*Data*.
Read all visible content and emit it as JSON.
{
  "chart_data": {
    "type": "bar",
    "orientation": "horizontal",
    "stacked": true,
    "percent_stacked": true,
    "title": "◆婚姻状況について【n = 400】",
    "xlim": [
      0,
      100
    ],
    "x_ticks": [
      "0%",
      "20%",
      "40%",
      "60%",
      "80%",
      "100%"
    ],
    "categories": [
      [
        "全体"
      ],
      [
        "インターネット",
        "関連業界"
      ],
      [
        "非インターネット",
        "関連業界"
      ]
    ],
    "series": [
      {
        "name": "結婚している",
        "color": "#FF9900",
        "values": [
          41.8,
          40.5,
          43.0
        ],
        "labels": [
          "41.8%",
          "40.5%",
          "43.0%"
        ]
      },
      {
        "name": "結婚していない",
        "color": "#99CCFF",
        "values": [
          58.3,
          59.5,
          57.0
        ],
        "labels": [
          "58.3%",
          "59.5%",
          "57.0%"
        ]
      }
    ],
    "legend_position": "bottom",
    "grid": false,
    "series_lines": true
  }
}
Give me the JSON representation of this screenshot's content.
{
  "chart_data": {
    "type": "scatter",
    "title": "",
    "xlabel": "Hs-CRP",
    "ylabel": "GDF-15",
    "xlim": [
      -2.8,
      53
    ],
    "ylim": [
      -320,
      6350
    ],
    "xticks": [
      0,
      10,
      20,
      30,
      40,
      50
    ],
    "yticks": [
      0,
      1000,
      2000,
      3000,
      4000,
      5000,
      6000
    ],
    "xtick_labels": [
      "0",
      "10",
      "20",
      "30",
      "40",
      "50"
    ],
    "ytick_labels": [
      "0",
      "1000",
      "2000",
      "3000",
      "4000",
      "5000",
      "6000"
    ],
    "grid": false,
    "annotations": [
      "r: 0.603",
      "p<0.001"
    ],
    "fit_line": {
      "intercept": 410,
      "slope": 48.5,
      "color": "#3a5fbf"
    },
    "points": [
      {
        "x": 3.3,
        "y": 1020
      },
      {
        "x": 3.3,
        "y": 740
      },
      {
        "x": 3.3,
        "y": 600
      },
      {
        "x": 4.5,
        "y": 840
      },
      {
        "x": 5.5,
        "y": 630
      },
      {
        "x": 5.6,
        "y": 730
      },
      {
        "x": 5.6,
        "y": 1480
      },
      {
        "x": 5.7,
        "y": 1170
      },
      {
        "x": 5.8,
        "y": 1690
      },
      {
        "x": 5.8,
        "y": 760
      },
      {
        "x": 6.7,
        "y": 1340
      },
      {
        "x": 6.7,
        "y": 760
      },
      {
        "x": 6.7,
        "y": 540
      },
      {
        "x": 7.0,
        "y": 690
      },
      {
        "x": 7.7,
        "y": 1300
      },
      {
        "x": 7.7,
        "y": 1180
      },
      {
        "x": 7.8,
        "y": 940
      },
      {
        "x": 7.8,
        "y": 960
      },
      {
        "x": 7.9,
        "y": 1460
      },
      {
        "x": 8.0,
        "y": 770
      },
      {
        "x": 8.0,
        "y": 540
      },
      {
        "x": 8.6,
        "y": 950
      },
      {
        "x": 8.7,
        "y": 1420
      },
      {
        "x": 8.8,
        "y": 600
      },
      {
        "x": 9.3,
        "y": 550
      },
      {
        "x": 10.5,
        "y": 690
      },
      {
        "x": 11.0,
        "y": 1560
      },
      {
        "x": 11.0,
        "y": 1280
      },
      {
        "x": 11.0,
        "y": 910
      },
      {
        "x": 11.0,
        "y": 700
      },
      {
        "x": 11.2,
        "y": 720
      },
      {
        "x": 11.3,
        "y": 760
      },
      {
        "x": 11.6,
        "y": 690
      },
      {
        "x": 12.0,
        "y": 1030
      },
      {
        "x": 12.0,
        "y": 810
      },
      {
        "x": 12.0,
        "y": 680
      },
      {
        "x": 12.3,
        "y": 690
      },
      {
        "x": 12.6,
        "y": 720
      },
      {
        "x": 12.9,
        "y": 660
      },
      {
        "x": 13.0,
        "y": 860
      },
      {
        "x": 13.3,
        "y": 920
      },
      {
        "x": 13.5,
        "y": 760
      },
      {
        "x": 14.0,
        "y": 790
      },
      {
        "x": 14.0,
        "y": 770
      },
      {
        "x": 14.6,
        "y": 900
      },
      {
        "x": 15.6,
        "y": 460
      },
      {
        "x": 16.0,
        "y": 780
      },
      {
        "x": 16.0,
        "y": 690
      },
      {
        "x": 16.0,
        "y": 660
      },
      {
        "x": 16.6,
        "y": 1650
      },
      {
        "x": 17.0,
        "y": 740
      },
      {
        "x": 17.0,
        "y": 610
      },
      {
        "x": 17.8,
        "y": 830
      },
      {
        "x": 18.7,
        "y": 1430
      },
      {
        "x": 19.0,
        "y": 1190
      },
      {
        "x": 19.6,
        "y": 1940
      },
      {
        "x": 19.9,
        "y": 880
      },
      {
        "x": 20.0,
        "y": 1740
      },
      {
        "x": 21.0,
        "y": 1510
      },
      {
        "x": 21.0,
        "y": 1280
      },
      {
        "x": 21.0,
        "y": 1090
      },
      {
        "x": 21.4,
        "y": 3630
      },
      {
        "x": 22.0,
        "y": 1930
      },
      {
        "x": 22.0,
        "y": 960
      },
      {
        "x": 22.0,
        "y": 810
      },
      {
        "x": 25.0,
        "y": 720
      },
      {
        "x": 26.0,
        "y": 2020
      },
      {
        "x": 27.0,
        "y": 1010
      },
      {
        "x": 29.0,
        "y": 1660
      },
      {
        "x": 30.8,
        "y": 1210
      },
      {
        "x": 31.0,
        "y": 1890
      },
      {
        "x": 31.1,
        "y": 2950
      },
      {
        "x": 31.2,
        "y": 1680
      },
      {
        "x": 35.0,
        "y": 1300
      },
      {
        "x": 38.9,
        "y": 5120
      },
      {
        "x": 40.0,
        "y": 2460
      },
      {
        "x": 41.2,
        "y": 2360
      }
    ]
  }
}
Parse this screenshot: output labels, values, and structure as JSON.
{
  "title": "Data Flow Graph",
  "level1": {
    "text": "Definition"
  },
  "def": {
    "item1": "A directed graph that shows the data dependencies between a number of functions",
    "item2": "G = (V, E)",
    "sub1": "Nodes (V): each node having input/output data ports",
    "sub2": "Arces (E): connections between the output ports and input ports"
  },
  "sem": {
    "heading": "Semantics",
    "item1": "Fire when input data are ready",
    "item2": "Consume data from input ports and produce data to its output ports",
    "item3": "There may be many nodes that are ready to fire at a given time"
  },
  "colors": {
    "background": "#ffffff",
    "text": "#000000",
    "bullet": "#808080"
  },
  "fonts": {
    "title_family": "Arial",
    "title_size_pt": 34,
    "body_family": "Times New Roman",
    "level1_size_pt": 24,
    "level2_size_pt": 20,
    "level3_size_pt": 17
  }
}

*Aim*.
Print all the data exactly.

*Worked answer*.
Read all visible content and emit it as JSON.
{
  "chart_data": {
    "type": "bar",
    "orientation": "horizontal",
    "stacked": true,
    "percent_stacked": true,
    "title": "◆婚姻状況について【n = 400】",
    "xlim": [
      0,
      100
    ],
    "x_ticks": [
      "0%",
      "20%",
      "40%",
      "60%",
      "80%",
      "100%"
    ],
    "categories": [
      [
        "全体"
      ],
      [
        "インターネット",
        "関連業界"
      ],
      [
        "非インターネット",
        "関連業界"
      ]
    ],
    "series": [
      {
        "name": "結婚している",
        "color": "#FF9900",
        "values": [
          41.8,
          40.5,
          43.0
        ],
        "labels": [
          "41.8%",
          "40.5%",
          "43.0%"
        ]
      },
      {
        "name": "結婚していない",
        "color": "#99CCFF",
        "values": [
          58.3,
          59.5,
          57.0
        ],
        "labels": [
          "58.3%",
          "59.5%",
          "57.0%"
        ]
      }
    ],
    "legend_position": "bottom",
    "grid": false,
    "series_lines": true
  }
}
Give me the JSON representation of this screenshot's content.
{
  "chart_data": {
    "type": "scatter",
    "title": "",
    "xlabel": "Hs-CRP",
    "ylabel": "GDF-15",
    "xlim": [
      -2.8,
      53
    ],
    "ylim": [
      -320,
      6350
    ],
    "xticks": [
      0,
      10,
      20,
      30,
      40,
      50
    ],
    "yticks": [
      0,
      1000,
      2000,
      3000,
      4000,
      5000,
      6000
    ],
    "xtick_labels": [
      "0",
      "10",
      "20",
      "30",
      "40",
      "50"
    ],
    "ytick_labels": [
      "0",
      "1000",
      "2000",
      "3000",
      "4000",
      "5000",
      "6000"
    ],
    "grid": false,
    "annotations": [
      "r: 0.603",
      "p<0.001"
    ],
    "fit_line": {
      "intercept": 410,
      "slope": 48.5,
      "color": "#3a5fbf"
    },
    "points": [
      {
        "x": 3.3,
        "y": 1020
      },
      {
        "x": 3.3,
        "y": 740
      },
      {
        "x": 3.3,
        "y": 600
      },
      {
        "x": 4.5,
        "y": 840
      },
      {
        "x": 5.5,
        "y": 630
      },
      {
        "x": 5.6,
        "y": 730
      },
      {
        "x": 5.6,
        "y": 1480
      },
      {
        "x": 5.7,
        "y": 1170
      },
      {
        "x": 5.8,
        "y": 1690
      },
      {
        "x": 5.8,
        "y": 760
      },
      {
        "x": 6.7,
        "y": 1340
      },
      {
        "x": 6.7,
        "y": 760
      },
      {
        "x": 6.7,
        "y": 540
      },
      {
        "x": 7.0,
        "y": 690
      },
      {
        "x": 7.7,
        "y": 1300
      },
      {
        "x": 7.7,
        "y": 1180
      },
      {
        "x": 7.8,
        "y": 940
      },
      {
        "x": 7.8,
        "y": 960
      },
      {
        "x": 7.9,
        "y": 1460
      },
      {
        "x": 8.0,
        "y": 770
      },
      {
        "x": 8.0,
        "y": 540
      },
      {
        "x": 8.6,
        "y": 950
      },
      {
        "x": 8.7,
        "y": 1420
      },
      {
        "x": 8.8,
        "y": 600
      },
      {
        "x": 9.3,
        "y": 550
      },
      {
        "x": 10.5,
        "y": 690
      },
      {
        "x": 11.0,
        "y": 1560
      },
      {
        "x": 11.0,
        "y": 1280
      },
      {
        "x": 11.0,
        "y": 910
      },
      {
        "x": 11.0,
        "y": 700
      },
      {
        "x": 11.2,
        "y": 720
      },
      {
        "x": 11.3,
        "y": 760
      },
      {
        "x": 11.6,
        "y": 690
      },
      {
        "x": 12.0,
        "y": 1030
      },
      {
        "x": 12.0,
        "y": 810
      },
      {
        "x": 12.0,
        "y": 680
      },
      {
        "x": 12.3,
        "y": 690
      },
      {
        "x": 12.6,
        "y": 720
      },
      {
        "x": 12.9,
        "y": 660
      },
      {
        "x": 13.0,
        "y": 860
      },
      {
        "x": 13.3,
        "y": 920
      },
      {
        "x": 13.5,
        "y": 760
      },
      {
        "x": 14.0,
        "y": 790
      },
      {
        "x": 14.0,
        "y": 770
      },
      {
        "x": 14.6,
        "y": 900
      },
      {
        "x": 15.6,
        "y": 460
      },
      {
        "x": 16.0,
        "y": 780
      },
      {
        "x": 16.0,
        "y": 690
      },
      {
        "x": 16.0,
        "y": 660
      },
      {
        "x": 16.6,
        "y": 1650
      },
      {
        "x": 17.0,
        "y": 740
      },
      {
        "x": 17.0,
        "y": 610
      },
      {
        "x": 17.8,
        "y": 830
      },
      {
        "x": 18.7,
        "y": 1430
      },
      {
        "x": 19.0,
        "y": 1190
      },
      {
        "x": 19.6,
        "y": 1940
      },
      {
        "x": 19.9,
        "y": 880
      },
      {
        "x": 20.0,
        "y": 1740
      },
      {
        "x": 21.0,
        "y": 1510
      },
      {
        "x": 21.0,
        "y": 1280
      },
      {
        "x": 21.0,
        "y": 1090
      },
      {
        "x": 21.4,
        "y": 3630
      },
      {
        "x": 22.0,
        "y": 1930
      },
      {
        "x": 22.0,
        "y": 960
      },
      {
        "x": 22.0,
        "y": 810
      },
      {
        "x": 25.0,
        "y": 720
      },
      {
        "x": 26.0,
        "y": 2020
      },
      {
        "x": 27.0,
        "y": 1010
      },
      {
        "x": 29.0,
        "y": 1660
      },
      {
        "x": 30.8,
        "y": 1210
      },
      {
        "x": 31.0,
        "y": 1890
      },
      {
        "x": 31.1,
        "y": 2950
      },
      {
        "x": 31.2,
        "y": 1680
      },
      {
        "x": 35.0,
        "y": 1300
      },
      {
        "x": 38.9,
        "y": 5120
      },
      {
        "x": 40.0,
        "y": 2460
      },
      {
        "x": 41.2,
        "y": 2360
      }
    ]
  }
}
Parse this screenshot: output labels, values, and structure as JSON.
{
  "title": "Data Flow Graph",
  "level1": {
    "text": "Definition"
  },
  "def": {
    "item1": "A directed graph that shows the data dependencies between a number of functions",
    "item2": "G = (V, E)",
    "sub1": "Nodes (V): each node having input/output data ports",
    "sub2": "Arces (E): connections between the output ports and input ports"
  },
  "sem": {
    "heading": "Semantics",
    "item1": "Fire when input data are ready",
    "item2": "Consume data from input ports and produce data to its output ports",
    "item3": "There may be many nodes that are ready to fire at a given time"
  },
  "colors": {
    "background": "#ffffff",
    "text": "#000000",
    "bullet": "#808080"
  },
  "fonts": {
    "title_family": "Arial",
    "title_size_pt": 34,
    "body_family": "Times New Roman",
    "level1_size_pt": 24,
    "level2_size_pt": 20,
    "level3_size_pt": 17
  }
}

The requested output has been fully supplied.